→ What you need to do
From the listing below, pull out the lines that hold "natural".

→ Data to process
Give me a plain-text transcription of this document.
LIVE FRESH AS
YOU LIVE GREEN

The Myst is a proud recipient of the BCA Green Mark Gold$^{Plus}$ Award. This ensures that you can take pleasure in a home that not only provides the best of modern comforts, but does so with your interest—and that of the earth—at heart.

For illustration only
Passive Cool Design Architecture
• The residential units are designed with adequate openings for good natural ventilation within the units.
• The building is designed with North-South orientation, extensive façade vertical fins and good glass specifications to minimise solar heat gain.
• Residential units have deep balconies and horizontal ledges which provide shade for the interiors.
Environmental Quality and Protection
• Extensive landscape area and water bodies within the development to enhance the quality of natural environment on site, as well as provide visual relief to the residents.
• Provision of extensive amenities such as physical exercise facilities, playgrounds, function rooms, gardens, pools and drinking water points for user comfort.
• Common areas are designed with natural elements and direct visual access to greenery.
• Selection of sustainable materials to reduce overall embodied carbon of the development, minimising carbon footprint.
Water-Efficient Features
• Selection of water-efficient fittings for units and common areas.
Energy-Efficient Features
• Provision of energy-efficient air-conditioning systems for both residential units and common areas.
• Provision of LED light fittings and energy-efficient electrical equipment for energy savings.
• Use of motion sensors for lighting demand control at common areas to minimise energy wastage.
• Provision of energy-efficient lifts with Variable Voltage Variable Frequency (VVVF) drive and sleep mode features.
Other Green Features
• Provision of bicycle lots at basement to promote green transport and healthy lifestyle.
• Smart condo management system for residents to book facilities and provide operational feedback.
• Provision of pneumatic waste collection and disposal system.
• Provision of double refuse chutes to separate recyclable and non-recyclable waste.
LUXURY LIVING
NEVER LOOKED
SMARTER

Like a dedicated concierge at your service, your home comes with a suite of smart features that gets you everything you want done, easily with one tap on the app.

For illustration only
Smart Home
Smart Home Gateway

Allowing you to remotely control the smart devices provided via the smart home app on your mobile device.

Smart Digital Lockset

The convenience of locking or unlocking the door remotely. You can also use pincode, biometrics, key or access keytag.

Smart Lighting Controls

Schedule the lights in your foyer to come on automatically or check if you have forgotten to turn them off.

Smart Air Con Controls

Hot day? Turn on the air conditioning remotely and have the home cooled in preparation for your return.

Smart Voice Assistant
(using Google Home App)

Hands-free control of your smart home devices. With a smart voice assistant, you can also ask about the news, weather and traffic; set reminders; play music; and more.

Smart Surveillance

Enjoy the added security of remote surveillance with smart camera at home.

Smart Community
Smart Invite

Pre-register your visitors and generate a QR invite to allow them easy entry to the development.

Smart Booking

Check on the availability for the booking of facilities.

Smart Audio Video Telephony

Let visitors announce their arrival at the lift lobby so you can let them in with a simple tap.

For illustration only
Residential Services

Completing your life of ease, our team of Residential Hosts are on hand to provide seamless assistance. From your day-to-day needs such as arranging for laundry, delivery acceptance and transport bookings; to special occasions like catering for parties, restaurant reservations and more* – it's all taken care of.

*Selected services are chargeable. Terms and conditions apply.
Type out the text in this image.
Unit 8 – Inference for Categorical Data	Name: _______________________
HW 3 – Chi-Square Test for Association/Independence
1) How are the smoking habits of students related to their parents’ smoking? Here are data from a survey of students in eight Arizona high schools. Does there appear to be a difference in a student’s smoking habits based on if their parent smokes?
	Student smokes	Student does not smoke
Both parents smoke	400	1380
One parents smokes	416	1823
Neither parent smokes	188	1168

→ Solution to this problem
• The residential units are designed with adequate openings for good natural ventilation within the units.
• Extensive landscape area and water bodies within the development to enhance the quality of natural environment on site, as well as provide visual relief to the residents.
• Common areas are designed with natural elements and direct visual access to greenery.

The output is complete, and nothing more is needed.